_Source text:_
** Start **

I tried packing up the swat box yesterday, but to make everything fit, I think it locks you into Specialized multi-tools, tire levers, etc. It'll only cost $20-30 to get up to snuff, but there's really not that much room in there. To get all the basics, you have to be super efficient in packing.

I hope you get a chance for a longer ride. The only analogy I can think of is it kind of feels like riding flowy singletrack. I plan on finding some hills and limestone tomorrow, I'm grinning just thinking about it.


----------



## Rashadabd

Stumpjumper FSR said:


> Wasn't this bike equipped with UDI2?


Yep and it was still pretty light with that, but what I am saying is that there is room for it to be even lighter with mechanical DA (or Sram Red) and lighter wheels.


----------



## Rashadabd

bparrino said:


> My riding buddy bought the Pro UDi2 with the chameleon paint, it hasn't shipped yet but I can't wait to see it.
> 
> It's been torture all weekend, in the 70's in Chicago, low humidity and my schedule just doesn't allow for any rides the past two days. I have this great new toy and no chances to ride
> 
> I tried packing up the swat box yesterday, but to make everything fit, I think it locks you into Specialized multi-tools, tire levers, etc. It'll only cost $20-30 to get up to snuff, but there's really not that much room in there. To get all the basics, you have to be super efficient in packing.

** End **

_Source material:_
** Start **

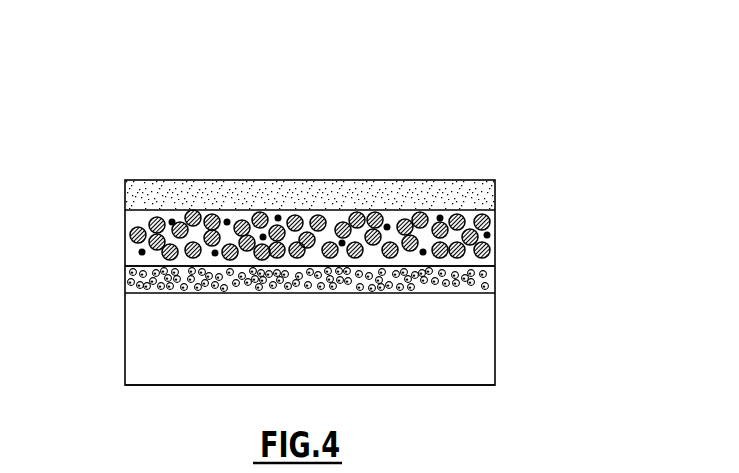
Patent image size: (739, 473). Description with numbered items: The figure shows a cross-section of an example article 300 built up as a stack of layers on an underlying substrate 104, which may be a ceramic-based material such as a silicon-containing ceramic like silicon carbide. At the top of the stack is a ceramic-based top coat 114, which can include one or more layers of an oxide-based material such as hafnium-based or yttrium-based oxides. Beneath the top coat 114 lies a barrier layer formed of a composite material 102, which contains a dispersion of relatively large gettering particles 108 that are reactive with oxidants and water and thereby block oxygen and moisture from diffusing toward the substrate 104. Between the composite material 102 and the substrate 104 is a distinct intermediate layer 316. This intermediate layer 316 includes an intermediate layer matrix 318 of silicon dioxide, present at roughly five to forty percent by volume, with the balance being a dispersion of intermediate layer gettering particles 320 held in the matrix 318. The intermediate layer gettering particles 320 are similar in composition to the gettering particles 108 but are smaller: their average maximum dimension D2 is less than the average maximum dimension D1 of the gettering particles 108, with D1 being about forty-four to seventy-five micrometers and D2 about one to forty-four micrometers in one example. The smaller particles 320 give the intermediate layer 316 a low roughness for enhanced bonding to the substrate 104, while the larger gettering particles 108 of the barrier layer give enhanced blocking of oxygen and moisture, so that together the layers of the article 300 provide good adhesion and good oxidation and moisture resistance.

** End **

_Given problem 1:_
Answer these questions using the bike forum thread:
(a) How much does the poster expect it will cost to get the swat box up to snuff?
(b) What riding experience does the poster compare the feel of the bike to?
(c) According to Rashadabd, what would make the bike even lighter?
_Given problem 2:_
Carry the bike forum thread forward from its last line.

_Exercise response 1:_
(a) $20-30.
(b) Riding flowy singletrack.
(c) Mechanical DA (or Sram Red) and lighter wheels.

_Exercise response 2:_
> 
> I hope you get a chance for a longer ride. The only analogy I can think of is it kind of feels like riding flowy singletrack. I plan on finding some hills and limestone tomorrow, I'm grinning just thinking about it.


Sounds good, please update us when you can. I may get longer rides in because I might buy one. I was set on a Scott Addict Disc, but now I am just as interested in this bike. I would start low (Elite or Comp) and then upgrade it on my own to my liking over time.


----------



## jacksdad

I read somewhere the total bike weight is a few grams more than the sl4, thoughts on this?

The metalflake sounds cool.


----------



## TmB123

The CG-R post already has more setback than most setback posts, in your pic the saddle appears to be slammed almost all the way forwards (like most seem to be) so you can push that back a fair bit yet.


----------



## Rashadabd

TmB123 said:


> The CG-R post already has more setback than most setback posts, in your pic the saddle appears to be slammed almost all the way forwards (like most seem to be) so you can push that back a fair bit yet.


Good to know, thanks.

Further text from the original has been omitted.